WORK REQUIRED >> Extract each line of the records below that contains the word "title".
··· DATA EXCERPTS
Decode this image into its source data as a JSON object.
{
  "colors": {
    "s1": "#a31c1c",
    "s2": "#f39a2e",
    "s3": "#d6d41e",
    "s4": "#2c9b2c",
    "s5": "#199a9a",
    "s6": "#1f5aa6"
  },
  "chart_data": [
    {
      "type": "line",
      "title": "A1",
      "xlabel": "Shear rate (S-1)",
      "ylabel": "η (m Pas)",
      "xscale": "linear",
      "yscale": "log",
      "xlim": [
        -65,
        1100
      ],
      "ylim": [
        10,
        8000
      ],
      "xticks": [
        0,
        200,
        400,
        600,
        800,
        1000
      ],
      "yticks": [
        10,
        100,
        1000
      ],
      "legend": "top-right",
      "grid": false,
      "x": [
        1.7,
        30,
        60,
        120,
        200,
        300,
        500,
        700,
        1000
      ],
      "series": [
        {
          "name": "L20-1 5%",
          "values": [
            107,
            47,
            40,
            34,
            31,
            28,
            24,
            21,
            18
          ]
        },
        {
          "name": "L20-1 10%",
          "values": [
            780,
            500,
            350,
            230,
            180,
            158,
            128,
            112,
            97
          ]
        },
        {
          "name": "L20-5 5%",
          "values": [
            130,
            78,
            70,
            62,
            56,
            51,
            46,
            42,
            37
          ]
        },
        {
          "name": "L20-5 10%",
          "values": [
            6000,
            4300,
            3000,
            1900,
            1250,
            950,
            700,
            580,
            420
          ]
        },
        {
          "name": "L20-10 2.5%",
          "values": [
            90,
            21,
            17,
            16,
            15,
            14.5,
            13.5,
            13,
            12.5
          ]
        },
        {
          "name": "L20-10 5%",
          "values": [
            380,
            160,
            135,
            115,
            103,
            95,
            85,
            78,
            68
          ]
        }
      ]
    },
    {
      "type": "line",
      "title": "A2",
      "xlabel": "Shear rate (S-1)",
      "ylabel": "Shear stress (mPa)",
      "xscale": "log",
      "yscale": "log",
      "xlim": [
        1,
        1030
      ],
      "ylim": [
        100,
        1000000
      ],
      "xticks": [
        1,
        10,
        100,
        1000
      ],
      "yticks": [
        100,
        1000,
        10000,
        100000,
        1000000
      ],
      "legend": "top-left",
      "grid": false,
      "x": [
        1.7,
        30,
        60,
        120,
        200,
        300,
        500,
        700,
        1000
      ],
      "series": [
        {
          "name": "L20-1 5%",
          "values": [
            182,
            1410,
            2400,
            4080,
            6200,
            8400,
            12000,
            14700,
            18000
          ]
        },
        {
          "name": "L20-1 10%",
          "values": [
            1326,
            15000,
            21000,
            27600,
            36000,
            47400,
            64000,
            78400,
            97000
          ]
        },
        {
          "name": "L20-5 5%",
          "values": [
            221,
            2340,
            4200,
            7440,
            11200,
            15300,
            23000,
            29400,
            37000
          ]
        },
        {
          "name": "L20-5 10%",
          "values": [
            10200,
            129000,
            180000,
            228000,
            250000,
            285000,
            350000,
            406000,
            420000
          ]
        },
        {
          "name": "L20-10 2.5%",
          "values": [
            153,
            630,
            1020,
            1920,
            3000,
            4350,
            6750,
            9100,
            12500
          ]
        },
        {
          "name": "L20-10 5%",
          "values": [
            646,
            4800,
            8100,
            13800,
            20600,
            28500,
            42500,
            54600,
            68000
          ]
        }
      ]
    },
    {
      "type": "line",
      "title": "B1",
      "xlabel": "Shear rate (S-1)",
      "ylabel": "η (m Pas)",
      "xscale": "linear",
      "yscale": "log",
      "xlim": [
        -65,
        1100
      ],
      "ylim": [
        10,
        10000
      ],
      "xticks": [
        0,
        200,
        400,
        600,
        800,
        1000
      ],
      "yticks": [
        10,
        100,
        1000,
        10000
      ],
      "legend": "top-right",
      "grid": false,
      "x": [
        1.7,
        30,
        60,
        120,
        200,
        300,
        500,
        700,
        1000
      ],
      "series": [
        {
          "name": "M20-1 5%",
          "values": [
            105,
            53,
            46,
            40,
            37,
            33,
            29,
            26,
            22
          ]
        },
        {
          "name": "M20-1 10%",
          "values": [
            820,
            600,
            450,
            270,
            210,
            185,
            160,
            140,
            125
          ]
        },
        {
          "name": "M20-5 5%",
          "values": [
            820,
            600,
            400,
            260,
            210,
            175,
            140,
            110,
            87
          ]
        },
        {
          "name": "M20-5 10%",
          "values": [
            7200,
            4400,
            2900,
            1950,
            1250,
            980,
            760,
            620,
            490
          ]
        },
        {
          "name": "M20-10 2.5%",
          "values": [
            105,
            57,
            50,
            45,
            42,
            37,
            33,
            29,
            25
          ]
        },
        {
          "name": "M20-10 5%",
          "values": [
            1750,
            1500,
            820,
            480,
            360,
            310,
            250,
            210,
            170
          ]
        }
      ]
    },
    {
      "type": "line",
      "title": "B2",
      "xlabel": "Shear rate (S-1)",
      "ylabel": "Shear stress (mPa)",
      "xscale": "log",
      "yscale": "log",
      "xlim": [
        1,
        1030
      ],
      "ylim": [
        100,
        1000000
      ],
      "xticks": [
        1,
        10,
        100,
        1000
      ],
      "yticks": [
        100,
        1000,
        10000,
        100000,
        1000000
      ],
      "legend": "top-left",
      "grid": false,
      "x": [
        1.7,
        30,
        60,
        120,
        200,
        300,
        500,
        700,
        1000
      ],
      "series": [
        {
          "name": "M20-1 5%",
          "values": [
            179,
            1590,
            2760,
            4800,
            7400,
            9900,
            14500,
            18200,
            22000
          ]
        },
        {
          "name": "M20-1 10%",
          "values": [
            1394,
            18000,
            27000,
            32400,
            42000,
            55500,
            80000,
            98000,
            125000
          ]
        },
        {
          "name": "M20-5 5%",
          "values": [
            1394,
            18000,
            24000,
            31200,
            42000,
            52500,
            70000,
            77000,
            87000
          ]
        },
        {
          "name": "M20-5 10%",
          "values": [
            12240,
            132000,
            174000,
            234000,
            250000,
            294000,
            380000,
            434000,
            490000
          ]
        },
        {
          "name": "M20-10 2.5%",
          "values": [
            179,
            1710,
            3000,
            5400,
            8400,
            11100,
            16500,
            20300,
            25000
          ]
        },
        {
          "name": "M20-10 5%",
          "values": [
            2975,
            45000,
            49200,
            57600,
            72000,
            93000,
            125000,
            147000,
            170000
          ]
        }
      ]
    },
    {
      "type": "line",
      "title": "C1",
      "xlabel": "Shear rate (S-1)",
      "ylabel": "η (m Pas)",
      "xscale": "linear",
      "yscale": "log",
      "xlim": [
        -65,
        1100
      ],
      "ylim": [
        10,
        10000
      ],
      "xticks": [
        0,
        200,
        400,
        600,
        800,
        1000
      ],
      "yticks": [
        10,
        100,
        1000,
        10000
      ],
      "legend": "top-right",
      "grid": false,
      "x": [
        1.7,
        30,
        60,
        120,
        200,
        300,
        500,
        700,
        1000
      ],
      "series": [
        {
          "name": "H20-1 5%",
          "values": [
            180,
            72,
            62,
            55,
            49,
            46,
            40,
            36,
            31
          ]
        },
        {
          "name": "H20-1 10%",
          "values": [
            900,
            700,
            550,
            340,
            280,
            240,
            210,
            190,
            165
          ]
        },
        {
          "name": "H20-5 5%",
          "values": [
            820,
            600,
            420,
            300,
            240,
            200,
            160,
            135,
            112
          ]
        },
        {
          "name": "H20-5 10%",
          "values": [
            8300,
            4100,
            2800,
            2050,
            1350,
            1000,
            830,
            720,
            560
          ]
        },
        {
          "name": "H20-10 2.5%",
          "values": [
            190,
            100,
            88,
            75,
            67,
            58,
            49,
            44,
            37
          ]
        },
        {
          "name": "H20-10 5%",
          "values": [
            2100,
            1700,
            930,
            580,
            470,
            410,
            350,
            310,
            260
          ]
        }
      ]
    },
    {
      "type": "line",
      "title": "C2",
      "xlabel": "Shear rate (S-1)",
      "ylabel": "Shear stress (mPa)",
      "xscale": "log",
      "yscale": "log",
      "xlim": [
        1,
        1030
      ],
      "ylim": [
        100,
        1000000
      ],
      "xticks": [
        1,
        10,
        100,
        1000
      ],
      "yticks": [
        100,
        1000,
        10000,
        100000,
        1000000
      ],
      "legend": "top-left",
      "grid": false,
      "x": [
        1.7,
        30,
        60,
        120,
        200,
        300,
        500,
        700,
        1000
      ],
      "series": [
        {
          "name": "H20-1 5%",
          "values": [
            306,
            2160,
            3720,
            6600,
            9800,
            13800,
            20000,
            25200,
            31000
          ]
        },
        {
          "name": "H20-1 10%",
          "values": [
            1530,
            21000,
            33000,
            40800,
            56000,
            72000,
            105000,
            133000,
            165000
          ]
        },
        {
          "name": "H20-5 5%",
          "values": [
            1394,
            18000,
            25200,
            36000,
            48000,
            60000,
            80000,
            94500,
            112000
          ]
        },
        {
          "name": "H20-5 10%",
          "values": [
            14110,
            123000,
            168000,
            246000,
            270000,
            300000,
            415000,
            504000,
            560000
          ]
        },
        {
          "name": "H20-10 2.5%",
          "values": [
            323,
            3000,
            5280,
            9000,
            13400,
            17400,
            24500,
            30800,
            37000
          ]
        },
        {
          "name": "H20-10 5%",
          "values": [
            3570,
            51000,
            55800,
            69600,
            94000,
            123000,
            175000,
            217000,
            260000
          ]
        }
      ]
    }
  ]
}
······
THE ANSWER >>
      "title": "A1",
      "title": "A2",
      "title": "B1",
      "title": "B2",
      "title": "C1",
      "title": "C2",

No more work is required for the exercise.